Exercise aim>
Extract the complete data exactly as given.

Data supplied>
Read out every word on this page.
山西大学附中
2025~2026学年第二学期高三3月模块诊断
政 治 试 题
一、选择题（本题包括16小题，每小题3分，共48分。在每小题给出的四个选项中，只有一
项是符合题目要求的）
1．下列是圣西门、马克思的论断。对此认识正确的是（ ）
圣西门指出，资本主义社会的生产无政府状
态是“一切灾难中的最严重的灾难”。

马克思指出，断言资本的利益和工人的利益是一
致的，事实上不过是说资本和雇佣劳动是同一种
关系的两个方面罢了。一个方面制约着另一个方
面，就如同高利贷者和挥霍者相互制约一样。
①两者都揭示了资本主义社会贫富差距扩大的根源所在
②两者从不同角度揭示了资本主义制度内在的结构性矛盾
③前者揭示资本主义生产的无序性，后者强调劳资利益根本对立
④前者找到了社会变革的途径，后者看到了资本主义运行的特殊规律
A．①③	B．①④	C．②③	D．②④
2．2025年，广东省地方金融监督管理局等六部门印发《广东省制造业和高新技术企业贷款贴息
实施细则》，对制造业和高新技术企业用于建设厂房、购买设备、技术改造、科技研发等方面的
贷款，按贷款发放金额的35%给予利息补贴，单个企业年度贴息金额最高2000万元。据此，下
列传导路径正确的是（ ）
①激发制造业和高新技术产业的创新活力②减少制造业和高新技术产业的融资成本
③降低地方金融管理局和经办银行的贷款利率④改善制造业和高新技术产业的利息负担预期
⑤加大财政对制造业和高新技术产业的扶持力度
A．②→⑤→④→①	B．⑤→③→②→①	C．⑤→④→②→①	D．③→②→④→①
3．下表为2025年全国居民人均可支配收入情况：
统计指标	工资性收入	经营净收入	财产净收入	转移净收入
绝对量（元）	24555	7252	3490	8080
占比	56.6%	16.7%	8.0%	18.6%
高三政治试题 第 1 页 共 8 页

Correct output>
Read out every word on this page.
山西大学附中
2025~2026学年第二学期高三3月模块诊断
政 治 试 题
一、选择题（本题包括16小题，每小题3分，共48分。在每小题给出的四个选项中，只有一
项是符合题目要求的）
1．下列是圣西门、马克思的论断。对此认识正确的是（ ）
圣西门指出，资本主义社会的生产无政府状
态是“一切灾难中的最严重的灾难”。

马克思指出，断言资本的利益和工人的利益是一
致的，事实上不过是说资本和雇佣劳动是同一种
关系的两个方面罢了。一个方面制约着另一个方
面，就如同高利贷者和挥霍者相互制约一样。
①两者都揭示了资本主义社会贫富差距扩大的根源所在
②两者从不同角度揭示了资本主义制度内在的结构性矛盾
③前者揭示资本主义生产的无序性，后者强调劳资利益根本对立
④前者找到了社会变革的途径，后者看到了资本主义运行的特殊规律
A．①③	B．①④	C．②③	D．②④
2．2025年，广东省地方金融监督管理局等六部门印发《广东省制造业和高新技术企业贷款贴息
实施细则》，对制造业和高新技术企业用于建设厂房、购买设备、技术改造、科技研发等方面的
贷款，按贷款发放金额的35%给予利息补贴，单个企业年度贴息金额最高2000万元。据此，下
列传导路径正确的是（ ）
①激发制造业和高新技术产业的创新活力②减少制造业和高新技术产业的融资成本
③降低地方金融管理局和经办银行的贷款利率④改善制造业和高新技术产业的利息负担预期
⑤加大财政对制造业和高新技术产业的扶持力度
A．②→⑤→④→①	B．⑤→③→②→①	C．⑤→④→②→①	D．③→②→④→①
3．下表为2025年全国居民人均可支配收入情况：
统计指标	工资性收入	经营净收入	财产净收入	转移净收入
绝对量（元）	24555	7252	3490	8080
占比	56.6%	16.7%	8.0%	18.6%
高三政治试题 第 1 页 共 8 页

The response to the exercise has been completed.